◆ GIVEN EXERCISE:
Copy every record below exactly.

[Dataset records]

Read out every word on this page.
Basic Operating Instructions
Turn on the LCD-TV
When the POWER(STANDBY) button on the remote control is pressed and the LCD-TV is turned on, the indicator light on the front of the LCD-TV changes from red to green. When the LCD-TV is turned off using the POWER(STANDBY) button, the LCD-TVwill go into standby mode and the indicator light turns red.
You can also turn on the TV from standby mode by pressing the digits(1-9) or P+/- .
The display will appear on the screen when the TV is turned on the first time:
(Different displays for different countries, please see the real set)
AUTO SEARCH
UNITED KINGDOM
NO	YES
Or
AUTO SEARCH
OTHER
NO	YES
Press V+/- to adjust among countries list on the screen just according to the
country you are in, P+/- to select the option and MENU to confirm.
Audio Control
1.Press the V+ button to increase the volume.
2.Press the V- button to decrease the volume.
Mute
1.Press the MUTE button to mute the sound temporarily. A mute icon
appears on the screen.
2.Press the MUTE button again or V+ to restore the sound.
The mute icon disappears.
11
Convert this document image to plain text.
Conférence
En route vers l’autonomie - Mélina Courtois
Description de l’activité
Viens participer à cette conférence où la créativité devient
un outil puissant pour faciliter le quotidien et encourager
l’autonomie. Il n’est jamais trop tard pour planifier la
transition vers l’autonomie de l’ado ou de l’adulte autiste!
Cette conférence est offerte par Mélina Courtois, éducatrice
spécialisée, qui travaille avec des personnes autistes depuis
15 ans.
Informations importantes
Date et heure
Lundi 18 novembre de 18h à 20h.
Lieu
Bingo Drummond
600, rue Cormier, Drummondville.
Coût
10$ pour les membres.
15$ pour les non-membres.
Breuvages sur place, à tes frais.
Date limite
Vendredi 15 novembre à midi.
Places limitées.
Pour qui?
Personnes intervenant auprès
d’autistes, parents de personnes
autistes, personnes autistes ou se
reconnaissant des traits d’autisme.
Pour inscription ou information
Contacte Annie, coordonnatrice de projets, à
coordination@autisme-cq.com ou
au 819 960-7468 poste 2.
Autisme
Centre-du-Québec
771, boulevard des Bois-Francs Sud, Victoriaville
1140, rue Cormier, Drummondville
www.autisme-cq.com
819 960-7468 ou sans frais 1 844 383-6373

◆ ANSWER FOR THE TASK:
Read out every word on this page.
Basic Operating Instructions
Turn on the LCD-TV
When the POWER(STANDBY) button on the remote control is pressed and the LCD-TV is turned on, the indicator light on the front of the LCD-TV changes from red to green. When the LCD-TV is turned off using the POWER(STANDBY) button, the LCD-TVwill go into standby mode and the indicator light turns red.
You can also turn on the TV from standby mode by pressing the digits(1-9) or P+/- .
The display will appear on the screen when the TV is turned on the first time:
(Different displays for different countries, please see the real set)
AUTO SEARCH
UNITED KINGDOM
NO	YES
Or
AUTO SEARCH
OTHER
NO	YES
Press V+/- to adjust among countries list on the screen just according to the
country you are in, P+/- to select the option and MENU to confirm.
Audio Control
1.Press the V+ button to increase the volume.
2.Press the V- button to decrease the volume.
Mute
1.Press the MUTE button to mute the sound temporarily. A mute icon
appears on the screen.
2.Press the MUTE button again or V+ to restore the sound.
The mute icon disappears.
11
Convert this document image to plain text.
Conférence
En route vers l’autonomie - Mélina Courtois
Description de l’activité
Viens participer à cette conférence où la créativité devient
un outil puissant pour faciliter le quotidien et encourager
l’autonomie. Il n’est jamais trop tard pour planifier la
transition vers l’autonomie de l’ado ou de l’adulte autiste!
Cette conférence est offerte par Mélina Courtois, éducatrice
spécialisée, qui travaille avec des personnes autistes depuis
15 ans.
Informations importantes
Date et heure
Lundi 18 novembre de 18h à 20h.
Lieu
Bingo Drummond
600, rue Cormier, Drummondville.
Coût
10$ pour les membres.
15$ pour les non-membres.
Breuvages sur place, à tes frais.
Date limite
Vendredi 15 novembre à midi.
Places limitées.
Pour qui?
Personnes intervenant auprès
d’autistes, parents de personnes
autistes, personnes autistes ou se
reconnaissant des traits d’autisme.
Pour inscription ou information
Contacte Annie, coordonnatrice de projets, à
coordination@autisme-cq.com ou
au 819 960-7468 poste 2.
Autisme
Centre-du-Québec
771, boulevard des Bois-Francs Sud, Victoriaville
1140, rue Cormier, Drummondville
www.autisme-cq.com
819 960-7468 ou sans frais 1 844 383-6373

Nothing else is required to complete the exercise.